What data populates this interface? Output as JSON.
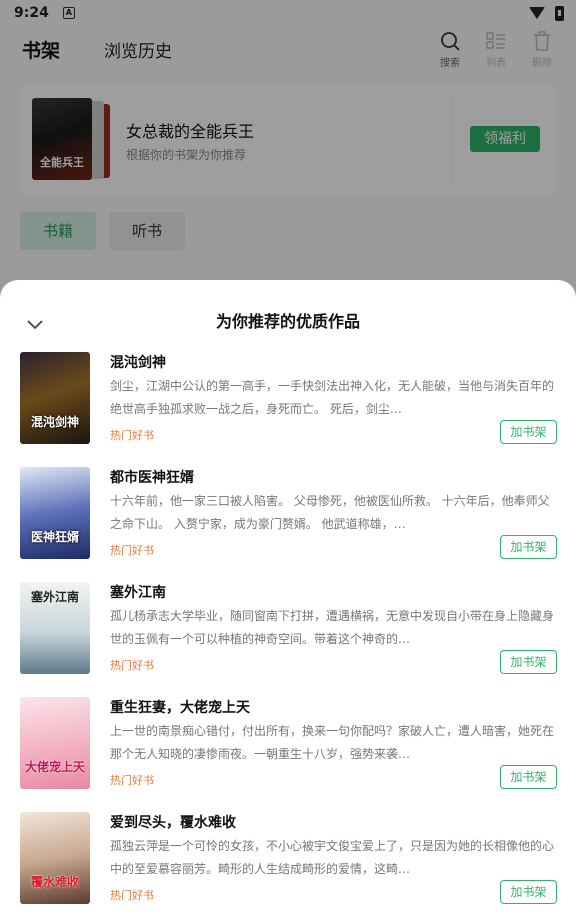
{
  "status_bar": {
    "time": "9:24",
    "app_icon": "A"
  },
  "header": {
    "tab_shelf": "书架",
    "tab_history": "浏览历史",
    "actions": [
      {
        "icon": "search-icon",
        "label": "搜索"
      },
      {
        "icon": "list-icon",
        "label": "列表"
      },
      {
        "icon": "trash-icon",
        "label": "删除"
      }
    ]
  },
  "recommend_card": {
    "title": "女总裁的全能兵王",
    "subtitle": "根据你的书架为你推荐",
    "cover_text": "全能兵王",
    "button": "领福利"
  },
  "segments": {
    "books": "书籍",
    "audio": "听书"
  },
  "sheet": {
    "title": "为你推荐的优质作品",
    "books": [
      {
        "title": "混沌剑神",
        "description": "剑尘，江湖中公认的第一高手，一手快剑法出神入化，无人能破，当他与消失百年的绝世高手独孤求败一战之后，身死而亡。 死后，剑尘…",
        "tag": "热门好书",
        "cover_text": "混沌剑神",
        "button": "加书架"
      },
      {
        "title": "都市医神狂婿",
        "description": "十六年前，他一家三口被人陷害。 父母惨死，他被医仙所救。 十六年后，他奉师父之命下山。 入赘宁家，成为豪门赘婿。 他武道称雄，…",
        "tag": "热门好书",
        "cover_text": "医神狂婿",
        "button": "加书架"
      },
      {
        "title": "塞外江南",
        "description": "孤儿杨承志大学毕业，随同窗南下打拼，遭遇横祸，无意中发现自小带在身上隐藏身世的玉佩有一个可以种植的神奇空间。带着这个神奇的…",
        "tag": "热门好书",
        "cover_text": "塞外江南",
        "button": "加书架"
      },
      {
        "title": "重生狂妻，大佬宠上天",
        "description": "上一世的南景痴心错付，付出所有，换来一句你配吗？家破人亡，遭人暗害，她死在那个无人知晓的凄惨雨夜。一朝重生十八岁，强势来袭…",
        "tag": "热门好书",
        "cover_text": "大佬宠上天",
        "button": "加书架"
      },
      {
        "title": "爱到尽头，覆水难收",
        "description": "孤独云萍是一个可怜的女孩，不小心被宇文俊宝爱上了，只是因为她的长相像他的心中的至爱慕容丽芳。畸形的人生结成畸形的爱情，这畸…",
        "tag": "热门好书",
        "cover_text": "覆水难收",
        "button": "加书架"
      }
    ]
  },
  "colors": {
    "accent": "#2fb36a",
    "tag": "#e8793a"
  }
}
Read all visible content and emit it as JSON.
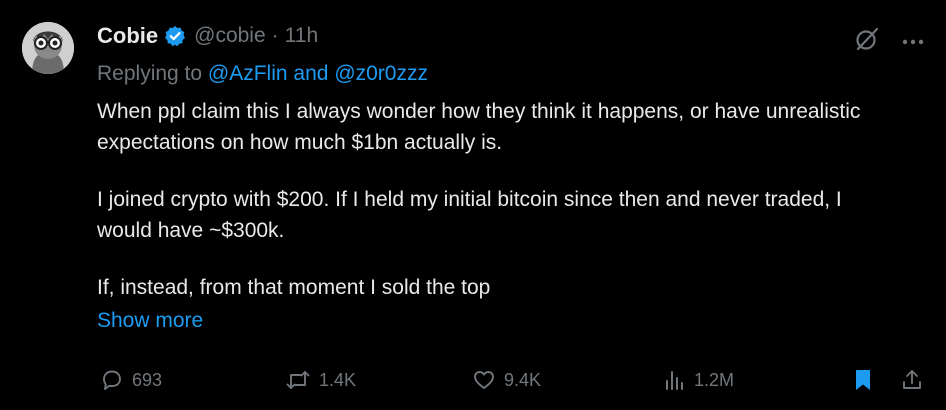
{
  "user": {
    "display_name": "Cobie",
    "handle": "@cobie",
    "separator": "·",
    "time": "11h",
    "verified_color": "#1d9bf0"
  },
  "reply": {
    "prefix": "Replying to",
    "mention_1": "@AzFlin",
    "joiner": "and",
    "mention_2": "@z0r0zzz"
  },
  "body": {
    "p1": "When ppl claim this I always wonder how they think it happens, or have unrealistic expectations on how much $1bn actually is.",
    "p2": "I joined crypto with $200. If I held my initial bitcoin since then and never traded, I would have ~$300k.",
    "p3": "If, instead, from that moment I sold the top",
    "show_more": "Show more"
  },
  "top_icons": [
    "grok-icon",
    "more-icon"
  ],
  "actions": {
    "replies": "693",
    "reposts": "1.4K",
    "likes": "9.4K",
    "views": "1.2M"
  },
  "colors": {
    "background": "#000000",
    "text": "#e7e9ea",
    "muted": "#71767b",
    "accent": "#1d9bf0"
  }
}
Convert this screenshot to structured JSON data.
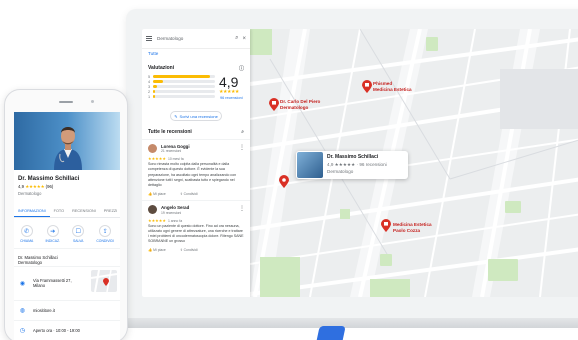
{
  "laptop": {
    "panel": {
      "search_text": "Dermatologo",
      "tab": "Tutte",
      "summary_title": "Valutazioni",
      "bar_labels": [
        "5",
        "4",
        "3",
        "2",
        "1"
      ],
      "bar_levels": [
        0.92,
        0.16,
        0.06,
        0.03,
        0.03
      ],
      "score": "4,9",
      "stars": "★★★★★",
      "review_count": "96 recensioni",
      "write_review": "Scrivi una recensione",
      "all_reviews_title": "Tutte le recensioni",
      "reviews": [
        {
          "name": "Lorena Goggi",
          "sub": "21 recensioni",
          "stars": "★★★★★",
          "time": "10 mesi fa",
          "text": "Sono rimasta molto colpita dalla personalità e dalla competenza di questo dottore. È evidente la sua preparazione, ha ascoltato ogni tempo analizzando con attenzione tutti i segni, scatbasta tutto e spiegando nel dettaglio",
          "likes": "Mi piace",
          "share": "Condividi"
        },
        {
          "name": "Angelo Serad",
          "sub": "19 recensioni",
          "stars": "★★★★★",
          "time": "1 anno fa",
          "text": "Sono un paziente di questo dottore. Fino ad ora nessuna, utilizzato ogni genere di attrezzature, una ricerche e trattare i miei problemi di oncodermatoscopia dolore. Ritengo SANE SOBRANNE un grosso",
          "likes": "Mi piace",
          "share": "Condividi"
        }
      ]
    },
    "map": {
      "labels": {
        "dr_carlo": "Dr. Carlo Del Piero\nDermatologo",
        "phismed": "Phismed\nMedicina Estetica",
        "medicina_estetica": "Medicina Estetica\nPaolo Cozza"
      },
      "card": {
        "name": "Dr. Massimo Schillaci",
        "rating": "4,9 ★★★★★ · 96 recensioni",
        "category": "Dermatologo"
      }
    }
  },
  "phone": {
    "title": "Dr. Massimo Schillaci",
    "rating_value": "4,9",
    "stars": "★★★★★",
    "rating_count": "(96)",
    "category": "Dermatologo",
    "tabs": [
      "INFORMAZIONI",
      "FOTO",
      "RECENSIONI",
      "PREZZI"
    ],
    "actions": [
      {
        "label": "CHIAMA",
        "icon": "phone-icon",
        "glyph": "✆"
      },
      {
        "label": "INDICAZ.",
        "icon": "directions-icon",
        "glyph": "➔"
      },
      {
        "label": "SALVA",
        "icon": "bookmark-icon",
        "glyph": "☐"
      },
      {
        "label": "CONDIVIDI",
        "icon": "share-icon",
        "glyph": "⇪"
      }
    ],
    "name_block": "Dr. Massimo Schillaci\nDermatologo",
    "address": "Via Frammassetti 27,\nMilano",
    "website": "miosititore.it",
    "hours": "Aperto ora · 10:00 - 19:00"
  },
  "colors": {
    "accent": "#1a73e8",
    "star": "#fbbc04",
    "pin": "#d93025"
  }
}
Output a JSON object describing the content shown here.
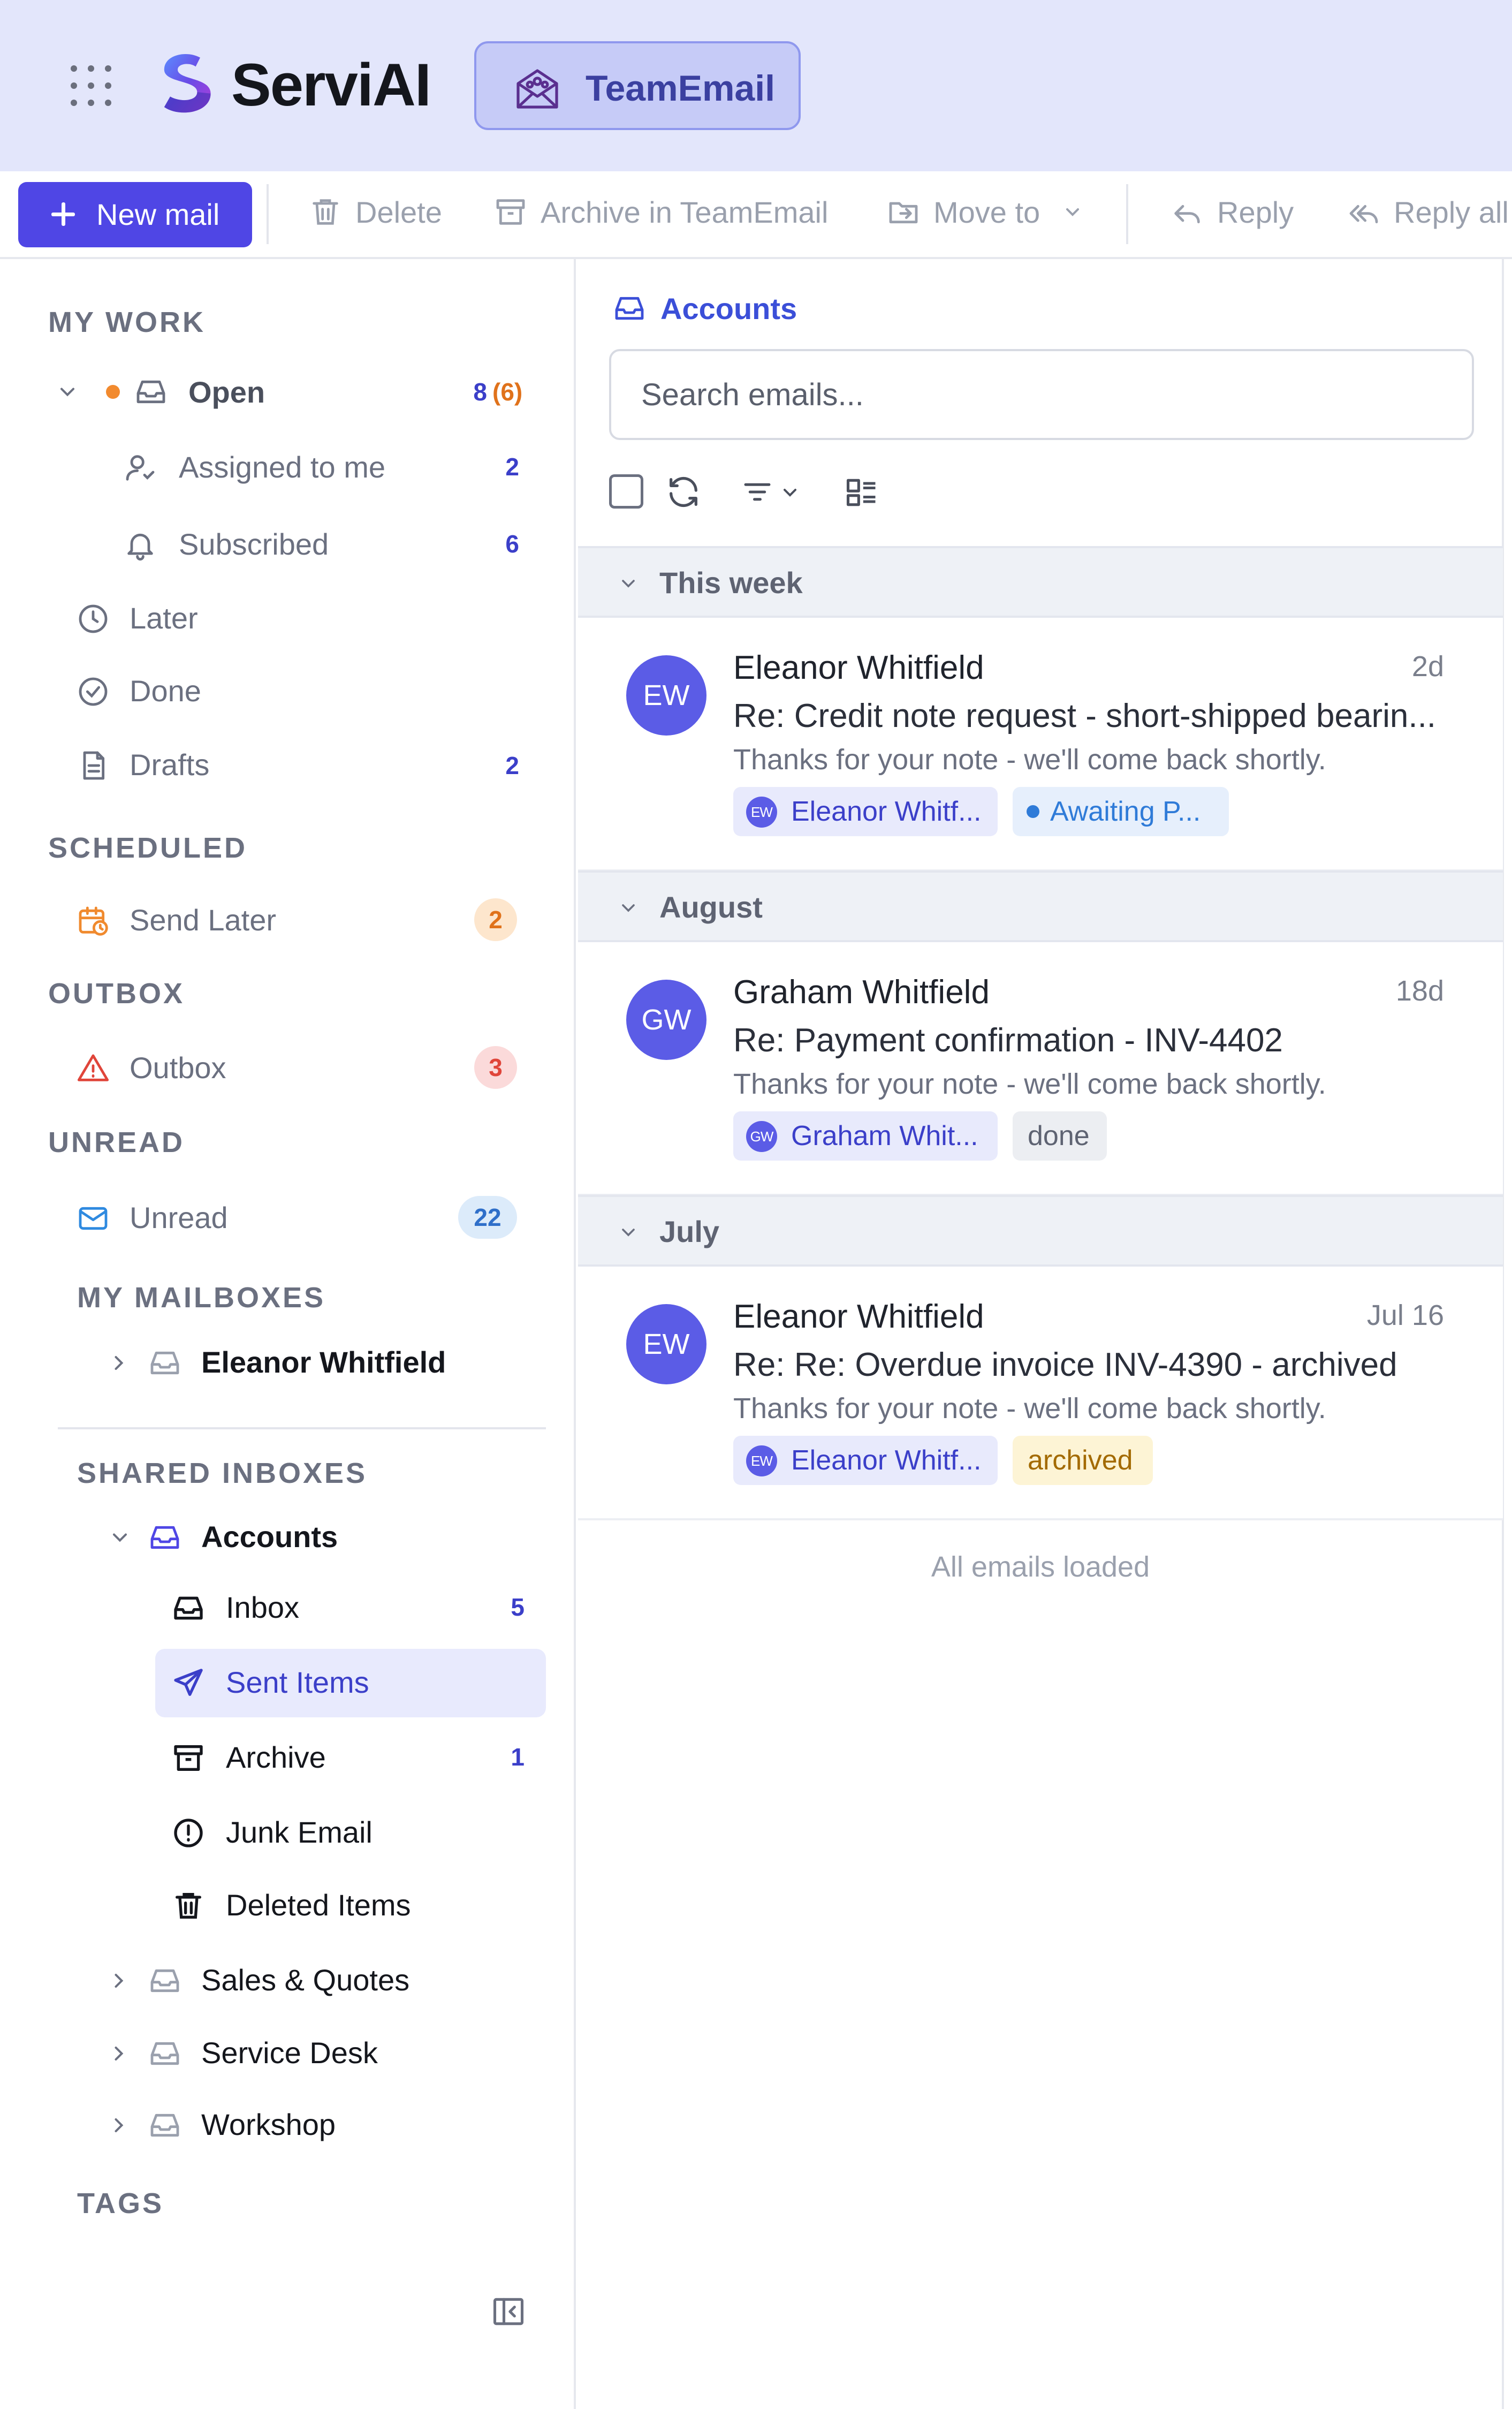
{
  "header": {
    "brand": "ServiAI",
    "product": "TeamEmail",
    "colors": {
      "header_bg": "#e3e6fb",
      "accent": "#4f46e5",
      "chip_bg": "#c6cbf7"
    }
  },
  "toolbar": {
    "new_mail": "New mail",
    "delete": "Delete",
    "archive": "Archive in TeamEmail",
    "move_to": "Move to",
    "reply": "Reply",
    "reply_all": "Reply all"
  },
  "sidebar": {
    "my_work": {
      "title": "MY WORK",
      "open": {
        "label": "Open",
        "count": "8",
        "count_secondary": "(6)"
      },
      "assigned": {
        "label": "Assigned to me",
        "count": "2"
      },
      "subscribed": {
        "label": "Subscribed",
        "count": "6"
      },
      "later": {
        "label": "Later"
      },
      "done": {
        "label": "Done"
      },
      "drafts": {
        "label": "Drafts",
        "count": "2"
      }
    },
    "scheduled": {
      "title": "SCHEDULED",
      "send_later": {
        "label": "Send Later",
        "count": "2"
      }
    },
    "outbox": {
      "title": "OUTBOX",
      "outbox": {
        "label": "Outbox",
        "count": "3"
      }
    },
    "unread": {
      "title": "UNREAD",
      "unread": {
        "label": "Unread",
        "count": "22"
      }
    },
    "my_mailboxes": {
      "title": "MY MAILBOXES",
      "items": [
        {
          "label": "Eleanor Whitfield"
        }
      ]
    },
    "shared_inboxes": {
      "title": "SHARED INBOXES",
      "accounts": {
        "label": "Accounts",
        "folders": [
          {
            "label": "Inbox",
            "count": "5",
            "icon": "inbox-icon"
          },
          {
            "label": "Sent Items",
            "count": "",
            "icon": "send-icon",
            "selected": true
          },
          {
            "label": "Archive",
            "count": "1",
            "icon": "archive-icon"
          },
          {
            "label": "Junk Email",
            "count": "",
            "icon": "alert-circle-icon"
          },
          {
            "label": "Deleted Items",
            "count": "",
            "icon": "trash-icon"
          }
        ]
      },
      "others": [
        {
          "label": "Sales & Quotes"
        },
        {
          "label": "Service Desk"
        },
        {
          "label": "Workshop"
        }
      ]
    },
    "tags": {
      "title": "TAGS"
    }
  },
  "main": {
    "breadcrumb": "Accounts",
    "search_placeholder": "Search emails...",
    "groups": [
      {
        "label": "This week",
        "emails": [
          {
            "initials": "EW",
            "sender": "Eleanor Whitfield",
            "age": "2d",
            "subject": "Re: Credit note request - short-shipped bearin...",
            "preview": "Thanks for your note - we'll come back shortly.",
            "assignee": "Eleanor Whitf...",
            "status": "Awaiting P..."
          }
        ]
      },
      {
        "label": "August",
        "emails": [
          {
            "initials": "GW",
            "sender": "Graham Whitfield",
            "age": "18d",
            "subject": "Re: Payment confirmation - INV-4402",
            "preview": "Thanks for your note - we'll come back shortly.",
            "assignee": "Graham Whit...",
            "status": "done"
          }
        ]
      },
      {
        "label": "July",
        "emails": [
          {
            "initials": "EW",
            "sender": "Eleanor Whitfield",
            "age": "Jul 16",
            "subject": "Re: Re: Overdue invoice INV-4390 - archived",
            "preview": "Thanks for your note - we'll come back shortly.",
            "assignee": "Eleanor Whitf...",
            "status": "archived"
          }
        ]
      }
    ],
    "end_note": "All emails loaded"
  }
}
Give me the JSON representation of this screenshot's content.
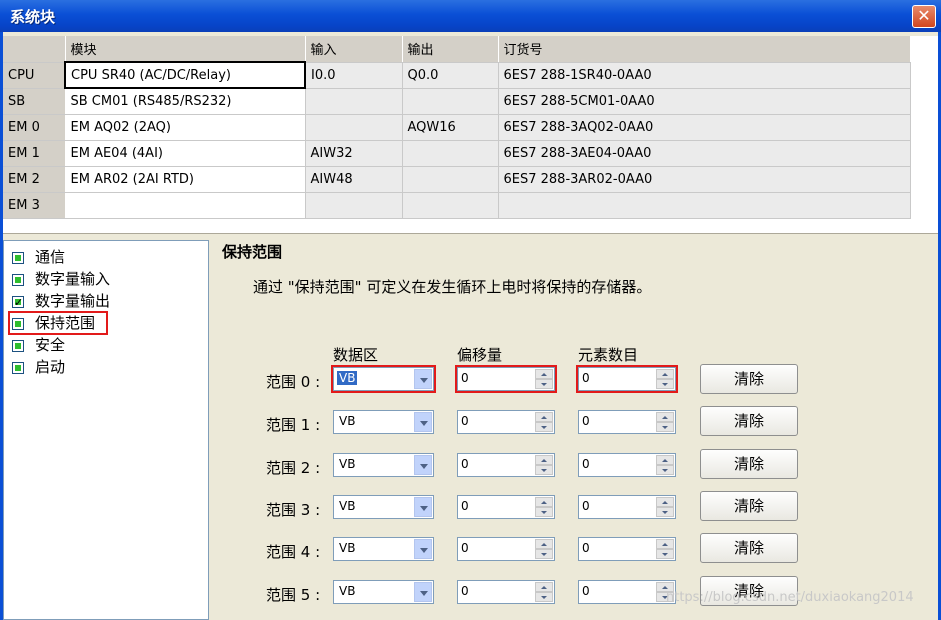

......

• **Exercise description**:
Select and copy every line of the material that holds the string "have".

• **Output for this exercise**:
    "p1": "When ppl claim this I always wonder how they think it happens, or have unrealistic expectations on how much $1bn actually is.",
    "p2": "I joined crypto with $200. If I held my initial bitcoin since then and never traded, I would have ~$300k.",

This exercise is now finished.